What you need to do: Check every line of the material below for the string "title", and return the ones that have it.

Records supplied:
════════════════
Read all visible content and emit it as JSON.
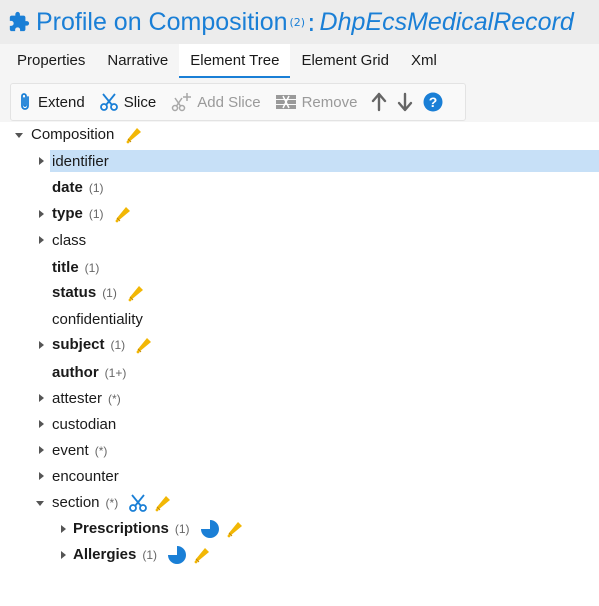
{
  "header": {
    "title": "Profile on Composition",
    "superscript": "(2)",
    "colon": ":",
    "profile_name": "DhpEcsMedicalRecord"
  },
  "tabs": [
    {
      "label": "Properties",
      "active": false
    },
    {
      "label": "Narrative",
      "active": false
    },
    {
      "label": "Element Tree",
      "active": true
    },
    {
      "label": "Element Grid",
      "active": false
    },
    {
      "label": "Xml",
      "active": false
    }
  ],
  "toolbar": {
    "extend_label": "Extend",
    "slice_label": "Slice",
    "add_slice_label": "Add Slice",
    "remove_label": "Remove"
  },
  "tree": {
    "root": {
      "label": "Composition"
    },
    "rows": [
      {
        "label": "identifier",
        "card": "",
        "bold": false,
        "expandable": true,
        "selected": true
      },
      {
        "label": "date",
        "card": "(1)",
        "bold": true,
        "expandable": false
      },
      {
        "label": "type",
        "card": "(1)",
        "bold": true,
        "expandable": true,
        "pen": true
      },
      {
        "label": "class",
        "card": "",
        "bold": false,
        "expandable": true
      },
      {
        "label": "title",
        "card": "(1)",
        "bold": true,
        "expandable": false
      },
      {
        "label": "status",
        "card": "(1)",
        "bold": true,
        "expandable": false,
        "pen": true
      },
      {
        "label": "confidentiality",
        "card": "",
        "bold": false,
        "expandable": false
      },
      {
        "label": "subject",
        "card": "(1)",
        "bold": true,
        "expandable": true,
        "pen": true
      },
      {
        "label": "author",
        "card": "(1+)",
        "bold": true,
        "expandable": false
      },
      {
        "label": "attester",
        "card": "(*)",
        "bold": false,
        "expandable": true
      },
      {
        "label": "custodian",
        "card": "",
        "bold": false,
        "expandable": true
      },
      {
        "label": "event",
        "card": "(*)",
        "bold": false,
        "expandable": true
      },
      {
        "label": "encounter",
        "card": "",
        "bold": false,
        "expandable": true
      },
      {
        "label": "section",
        "card": "(*)",
        "bold": false,
        "expanded": true,
        "scissors": true,
        "pen": true
      }
    ],
    "children": [
      {
        "label": "Prescriptions",
        "card": "(1)",
        "bold": true,
        "pie": true,
        "pen": true
      },
      {
        "label": "Allergies",
        "card": "(1)",
        "bold": true,
        "pie": true,
        "pen": true
      }
    ]
  },
  "colors": {
    "accent": "#1a7fd6",
    "selection": "#c7e0f7",
    "pen": "#f2b705"
  }
}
════════════════
Reply to the exercise:
    "title": "Profile on Composition",
        "label": "title",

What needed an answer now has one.